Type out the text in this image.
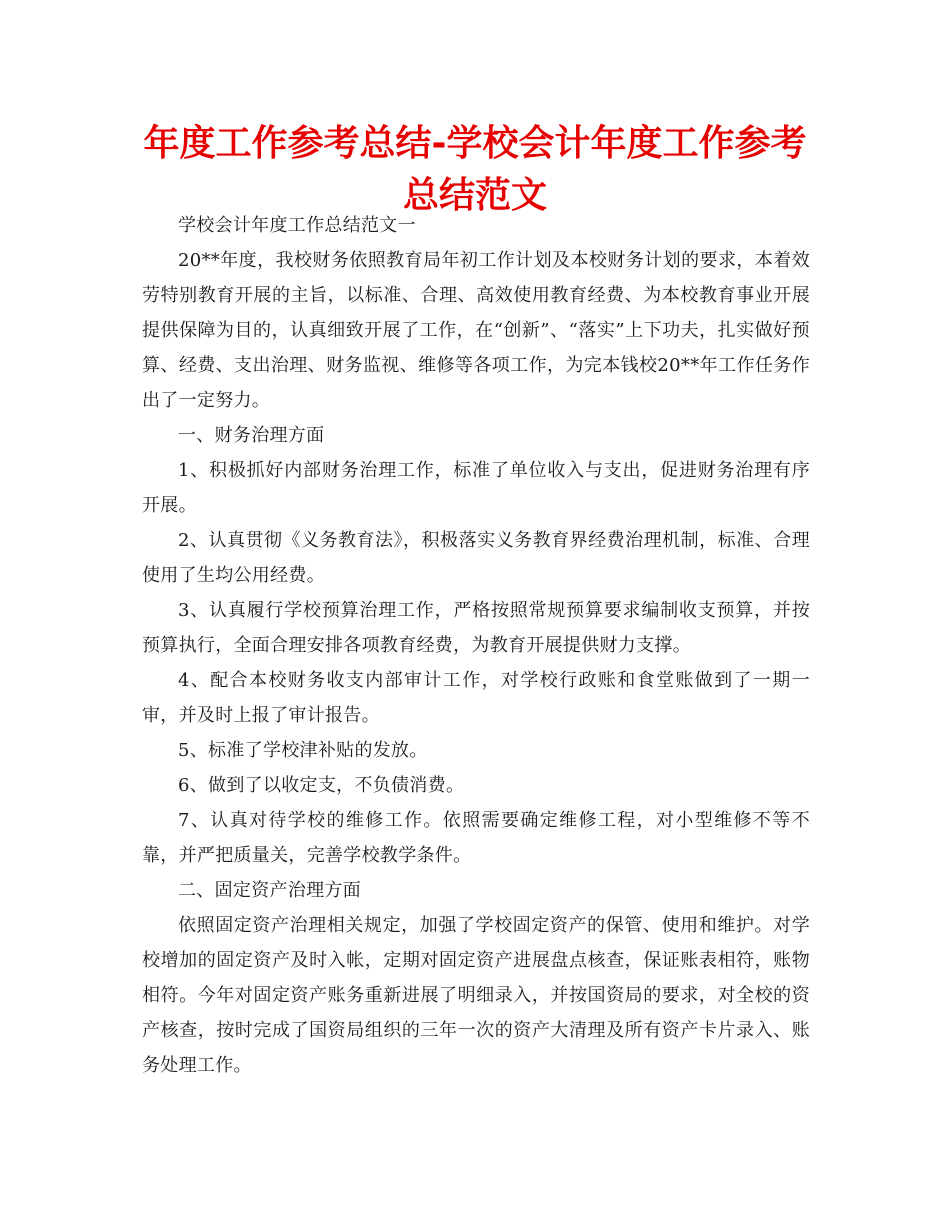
年度工作参考总结-学校会计年度工作参考总结范文

学校会计年度工作总结范文一

20**年度，我校财务依照教育局年初工作计划及本校财务计划的要求，本着效劳特别教育开展的主旨，以标准、合理、高效使用教育经费、为本校教育事业开展提供保障为目的，认真细致开展了工作，在“创新”、“落实”上下功夫，扎实做好预算、经费、支出治理、财务监视、维修等各项工作，为完本钱校20**年工作任务作出了一定努力。

一、财务治理方面

1、积极抓好内部财务治理工作，标准了单位收入与支出，促进财务治理有序开展。

2、认真贯彻《义务教育法》，积极落实义务教育界经费治理机制，标准、合理使用了生均公用经费。

3、认真履行学校预算治理工作，严格按照常规预算要求编制收支预算，并按预算执行，全面合理安排各项教育经费，为教育开展提供财力支撑。

4、配合本校财务收支内部审计工作，对学校行政账和食堂账做到了一期一审，并及时上报了审计报告。

5、标准了学校津补贴的发放。

6、做到了以收定支，不负债消费。

7、认真对待学校的维修工作。依照需要确定维修工程，对小型维修不等不靠，并严把质量关，完善学校教学条件。

二、固定资产治理方面

依照固定资产治理相关规定，加强了学校固定资产的保管、使用和维护。对学校增加的固定资产及时入帐，定期对固定资产进展盘点核查，保证账表相符，账物相符。今年对固定资产账务重新进展了明细录入，并按国资局的要求，对全校的资产核查，按时完成了国资局组织的三年一次的资产大清理及所有资产卡片录入、账务处理工作。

--- Set problem ---
The records above must be printed exactly; the pictures stay out.

--- Final result ---
Type out the text in this image.
年度工作参考总结-学校会计年度工作参考总结范文

学校会计年度工作总结范文一

20**年度，我校财务依照教育局年初工作计划及本校财务计划的要求，本着效劳特别教育开展的主旨，以标准、合理、高效使用教育经费、为本校教育事业开展提供保障为目的，认真细致开展了工作，在“创新”、“落实”上下功夫，扎实做好预算、经费、支出治理、财务监视、维修等各项工作，为完本钱校20**年工作任务作出了一定努力。

一、财务治理方面

1、积极抓好内部财务治理工作，标准了单位收入与支出，促进财务治理有序开展。

2、认真贯彻《义务教育法》，积极落实义务教育界经费治理机制，标准、合理使用了生均公用经费。

3、认真履行学校预算治理工作，严格按照常规预算要求编制收支预算，并按预算执行，全面合理安排各项教育经费，为教育开展提供财力支撑。

4、配合本校财务收支内部审计工作，对学校行政账和食堂账做到了一期一审，并及时上报了审计报告。

5、标准了学校津补贴的发放。

6、做到了以收定支，不负债消费。

7、认真对待学校的维修工作。依照需要确定维修工程，对小型维修不等不靠，并严把质量关，完善学校教学条件。

二、固定资产治理方面

依照固定资产治理相关规定，加强了学校固定资产的保管、使用和维护。对学校增加的固定资产及时入帐，定期对固定资产进展盘点核查，保证账表相符，账物相符。今年对固定资产账务重新进展了明细录入，并按国资局的要求，对全校的资产核查，按时完成了国资局组织的三年一次的资产大清理及所有资产卡片录入、账务处理工作。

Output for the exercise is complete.